Data entries for graphics:

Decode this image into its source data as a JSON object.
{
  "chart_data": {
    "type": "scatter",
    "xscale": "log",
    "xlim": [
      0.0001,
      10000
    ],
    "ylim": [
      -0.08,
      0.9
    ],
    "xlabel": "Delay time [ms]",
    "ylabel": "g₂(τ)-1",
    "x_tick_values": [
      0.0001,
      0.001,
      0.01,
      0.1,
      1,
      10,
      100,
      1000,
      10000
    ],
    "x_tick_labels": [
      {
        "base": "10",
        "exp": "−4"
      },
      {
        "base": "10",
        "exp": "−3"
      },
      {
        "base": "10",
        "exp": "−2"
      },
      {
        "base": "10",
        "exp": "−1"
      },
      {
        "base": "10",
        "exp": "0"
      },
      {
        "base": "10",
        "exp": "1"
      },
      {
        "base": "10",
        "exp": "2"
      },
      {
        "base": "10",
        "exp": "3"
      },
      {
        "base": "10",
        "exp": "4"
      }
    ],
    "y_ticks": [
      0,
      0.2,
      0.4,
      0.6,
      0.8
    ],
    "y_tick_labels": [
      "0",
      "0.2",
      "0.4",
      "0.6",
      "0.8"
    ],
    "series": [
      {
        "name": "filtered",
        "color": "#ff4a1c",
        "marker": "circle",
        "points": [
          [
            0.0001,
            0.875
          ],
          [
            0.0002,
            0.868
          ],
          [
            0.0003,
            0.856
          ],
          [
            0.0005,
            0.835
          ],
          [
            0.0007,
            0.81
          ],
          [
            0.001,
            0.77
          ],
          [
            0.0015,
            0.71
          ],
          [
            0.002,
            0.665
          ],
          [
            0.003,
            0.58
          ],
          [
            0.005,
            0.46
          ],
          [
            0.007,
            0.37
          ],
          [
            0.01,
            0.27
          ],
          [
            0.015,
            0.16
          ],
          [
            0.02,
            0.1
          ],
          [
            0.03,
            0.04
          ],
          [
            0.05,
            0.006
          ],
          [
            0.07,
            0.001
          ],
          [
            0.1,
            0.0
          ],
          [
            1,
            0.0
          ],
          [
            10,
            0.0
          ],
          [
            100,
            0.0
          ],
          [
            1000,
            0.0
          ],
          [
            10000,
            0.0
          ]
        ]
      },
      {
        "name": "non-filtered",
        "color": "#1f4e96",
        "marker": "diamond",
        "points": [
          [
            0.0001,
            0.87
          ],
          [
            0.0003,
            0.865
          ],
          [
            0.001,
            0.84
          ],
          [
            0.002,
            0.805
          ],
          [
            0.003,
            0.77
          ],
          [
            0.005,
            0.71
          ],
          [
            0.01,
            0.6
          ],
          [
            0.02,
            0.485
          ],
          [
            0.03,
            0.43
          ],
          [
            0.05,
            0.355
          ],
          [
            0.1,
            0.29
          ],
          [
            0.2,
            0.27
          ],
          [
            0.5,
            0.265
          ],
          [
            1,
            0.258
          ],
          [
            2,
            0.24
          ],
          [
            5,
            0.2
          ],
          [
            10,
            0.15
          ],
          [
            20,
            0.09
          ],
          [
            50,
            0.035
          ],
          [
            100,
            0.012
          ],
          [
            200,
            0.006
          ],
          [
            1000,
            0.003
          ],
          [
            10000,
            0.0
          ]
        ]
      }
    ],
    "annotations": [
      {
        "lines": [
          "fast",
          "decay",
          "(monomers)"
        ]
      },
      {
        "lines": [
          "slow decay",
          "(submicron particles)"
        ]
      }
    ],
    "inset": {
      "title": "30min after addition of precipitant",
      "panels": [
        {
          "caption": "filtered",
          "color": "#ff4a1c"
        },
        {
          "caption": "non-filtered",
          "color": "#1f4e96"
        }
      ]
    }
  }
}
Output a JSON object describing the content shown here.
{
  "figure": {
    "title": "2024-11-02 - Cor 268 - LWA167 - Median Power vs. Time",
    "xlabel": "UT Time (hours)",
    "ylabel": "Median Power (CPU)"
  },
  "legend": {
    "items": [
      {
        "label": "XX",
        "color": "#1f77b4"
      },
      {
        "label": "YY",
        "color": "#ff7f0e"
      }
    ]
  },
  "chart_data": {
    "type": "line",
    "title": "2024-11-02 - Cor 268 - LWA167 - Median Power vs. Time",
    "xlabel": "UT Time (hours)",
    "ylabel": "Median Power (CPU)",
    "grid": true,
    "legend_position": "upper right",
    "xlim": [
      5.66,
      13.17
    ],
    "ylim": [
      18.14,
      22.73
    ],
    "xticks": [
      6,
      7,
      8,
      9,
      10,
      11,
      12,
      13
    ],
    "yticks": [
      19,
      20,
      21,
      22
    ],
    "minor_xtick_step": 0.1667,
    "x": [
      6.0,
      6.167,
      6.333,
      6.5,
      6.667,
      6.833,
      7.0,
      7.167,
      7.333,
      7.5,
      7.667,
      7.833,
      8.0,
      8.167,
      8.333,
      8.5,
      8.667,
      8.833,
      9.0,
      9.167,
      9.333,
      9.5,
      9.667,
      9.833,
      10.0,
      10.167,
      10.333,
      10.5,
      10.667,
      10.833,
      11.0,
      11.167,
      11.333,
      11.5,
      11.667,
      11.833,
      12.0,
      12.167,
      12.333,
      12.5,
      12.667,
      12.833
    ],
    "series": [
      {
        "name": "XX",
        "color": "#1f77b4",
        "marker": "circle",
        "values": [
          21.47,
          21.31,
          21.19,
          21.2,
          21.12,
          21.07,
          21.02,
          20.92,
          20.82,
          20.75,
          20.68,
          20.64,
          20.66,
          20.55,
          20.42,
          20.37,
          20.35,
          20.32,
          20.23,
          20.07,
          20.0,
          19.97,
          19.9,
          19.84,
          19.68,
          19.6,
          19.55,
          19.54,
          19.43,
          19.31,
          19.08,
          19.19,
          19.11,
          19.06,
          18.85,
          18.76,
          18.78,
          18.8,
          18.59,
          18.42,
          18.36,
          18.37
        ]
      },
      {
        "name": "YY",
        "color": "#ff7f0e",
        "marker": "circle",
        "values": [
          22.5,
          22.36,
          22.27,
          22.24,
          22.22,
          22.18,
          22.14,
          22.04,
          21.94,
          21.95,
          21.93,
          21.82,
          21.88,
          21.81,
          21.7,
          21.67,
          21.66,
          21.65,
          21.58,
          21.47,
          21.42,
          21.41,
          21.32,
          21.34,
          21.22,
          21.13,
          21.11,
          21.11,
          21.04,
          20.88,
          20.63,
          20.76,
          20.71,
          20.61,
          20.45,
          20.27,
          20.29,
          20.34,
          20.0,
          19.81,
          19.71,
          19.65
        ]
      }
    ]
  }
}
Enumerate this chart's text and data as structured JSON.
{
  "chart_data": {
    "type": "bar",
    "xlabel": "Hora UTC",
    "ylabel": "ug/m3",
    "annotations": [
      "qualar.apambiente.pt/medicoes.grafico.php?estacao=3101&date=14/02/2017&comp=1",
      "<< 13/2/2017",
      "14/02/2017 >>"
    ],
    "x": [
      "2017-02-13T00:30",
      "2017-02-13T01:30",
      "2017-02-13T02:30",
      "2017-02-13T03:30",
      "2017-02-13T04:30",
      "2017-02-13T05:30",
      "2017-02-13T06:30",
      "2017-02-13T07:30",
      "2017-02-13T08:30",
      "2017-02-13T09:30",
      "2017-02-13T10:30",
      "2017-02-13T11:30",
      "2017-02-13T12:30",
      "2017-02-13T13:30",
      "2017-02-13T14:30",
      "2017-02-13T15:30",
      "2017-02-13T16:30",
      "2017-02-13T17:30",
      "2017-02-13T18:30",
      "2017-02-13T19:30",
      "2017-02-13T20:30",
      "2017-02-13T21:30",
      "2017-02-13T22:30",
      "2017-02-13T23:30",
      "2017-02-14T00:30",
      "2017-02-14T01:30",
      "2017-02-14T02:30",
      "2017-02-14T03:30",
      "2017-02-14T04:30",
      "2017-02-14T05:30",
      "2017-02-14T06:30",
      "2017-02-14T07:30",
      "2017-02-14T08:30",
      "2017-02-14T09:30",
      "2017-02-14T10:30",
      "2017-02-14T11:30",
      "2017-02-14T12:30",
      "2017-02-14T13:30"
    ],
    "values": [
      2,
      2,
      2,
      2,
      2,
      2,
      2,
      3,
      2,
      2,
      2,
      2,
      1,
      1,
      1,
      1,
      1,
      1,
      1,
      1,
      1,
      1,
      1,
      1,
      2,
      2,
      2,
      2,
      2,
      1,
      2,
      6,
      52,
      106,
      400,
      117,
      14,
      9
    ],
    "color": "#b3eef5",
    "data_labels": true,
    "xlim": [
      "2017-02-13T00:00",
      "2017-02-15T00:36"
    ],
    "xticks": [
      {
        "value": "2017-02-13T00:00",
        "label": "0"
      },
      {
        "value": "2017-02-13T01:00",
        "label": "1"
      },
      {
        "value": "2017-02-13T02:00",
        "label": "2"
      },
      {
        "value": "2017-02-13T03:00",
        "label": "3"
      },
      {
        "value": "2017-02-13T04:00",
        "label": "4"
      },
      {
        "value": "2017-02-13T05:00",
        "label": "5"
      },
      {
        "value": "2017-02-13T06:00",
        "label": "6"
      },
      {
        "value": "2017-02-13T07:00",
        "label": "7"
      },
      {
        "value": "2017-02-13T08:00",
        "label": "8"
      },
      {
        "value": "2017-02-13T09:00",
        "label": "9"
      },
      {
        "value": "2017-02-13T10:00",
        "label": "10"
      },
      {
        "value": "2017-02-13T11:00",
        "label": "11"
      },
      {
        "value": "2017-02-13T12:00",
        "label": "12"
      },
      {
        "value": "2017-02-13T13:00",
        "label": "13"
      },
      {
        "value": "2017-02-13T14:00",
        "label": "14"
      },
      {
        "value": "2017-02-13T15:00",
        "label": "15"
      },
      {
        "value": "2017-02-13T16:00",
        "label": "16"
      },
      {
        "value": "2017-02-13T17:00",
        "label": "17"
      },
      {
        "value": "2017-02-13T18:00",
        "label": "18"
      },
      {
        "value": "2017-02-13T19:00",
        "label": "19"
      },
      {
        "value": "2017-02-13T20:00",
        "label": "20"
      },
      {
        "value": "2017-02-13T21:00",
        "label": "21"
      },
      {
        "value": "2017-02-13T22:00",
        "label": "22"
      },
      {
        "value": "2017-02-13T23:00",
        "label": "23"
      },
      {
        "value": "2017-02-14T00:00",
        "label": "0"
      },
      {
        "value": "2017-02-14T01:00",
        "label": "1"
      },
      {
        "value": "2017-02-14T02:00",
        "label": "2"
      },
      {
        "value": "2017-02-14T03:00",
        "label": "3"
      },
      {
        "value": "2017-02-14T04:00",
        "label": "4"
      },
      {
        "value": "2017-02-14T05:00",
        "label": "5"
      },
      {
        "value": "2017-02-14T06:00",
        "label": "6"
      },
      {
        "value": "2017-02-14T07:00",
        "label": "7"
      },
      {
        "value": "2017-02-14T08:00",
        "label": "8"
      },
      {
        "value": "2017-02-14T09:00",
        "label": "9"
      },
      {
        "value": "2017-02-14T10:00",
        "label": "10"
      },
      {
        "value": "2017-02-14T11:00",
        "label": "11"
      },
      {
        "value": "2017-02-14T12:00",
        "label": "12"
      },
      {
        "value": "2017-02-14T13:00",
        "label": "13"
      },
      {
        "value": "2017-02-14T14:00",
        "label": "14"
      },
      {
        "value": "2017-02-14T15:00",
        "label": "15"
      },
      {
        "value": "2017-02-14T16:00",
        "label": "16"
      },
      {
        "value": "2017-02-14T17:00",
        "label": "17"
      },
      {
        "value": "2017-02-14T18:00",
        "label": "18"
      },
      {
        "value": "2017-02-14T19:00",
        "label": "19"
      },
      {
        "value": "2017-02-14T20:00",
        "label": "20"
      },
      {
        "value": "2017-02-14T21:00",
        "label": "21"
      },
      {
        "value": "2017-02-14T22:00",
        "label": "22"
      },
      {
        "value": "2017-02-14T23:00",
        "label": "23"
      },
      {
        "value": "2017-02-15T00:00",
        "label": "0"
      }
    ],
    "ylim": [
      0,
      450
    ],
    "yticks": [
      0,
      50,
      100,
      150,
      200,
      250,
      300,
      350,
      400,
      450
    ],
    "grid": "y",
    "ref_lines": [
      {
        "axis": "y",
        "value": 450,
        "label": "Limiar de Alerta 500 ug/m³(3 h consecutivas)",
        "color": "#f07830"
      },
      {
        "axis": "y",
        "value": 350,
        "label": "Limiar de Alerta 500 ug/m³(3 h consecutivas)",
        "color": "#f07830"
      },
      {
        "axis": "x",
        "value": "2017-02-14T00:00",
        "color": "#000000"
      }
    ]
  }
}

• TASK
Check every line of the data, and copy the ones that contain "object".

• SOLUTION FOR THIS PROBLEM
Decode this image into its source data as a JSON object.
Output a JSON object describing the content shown here.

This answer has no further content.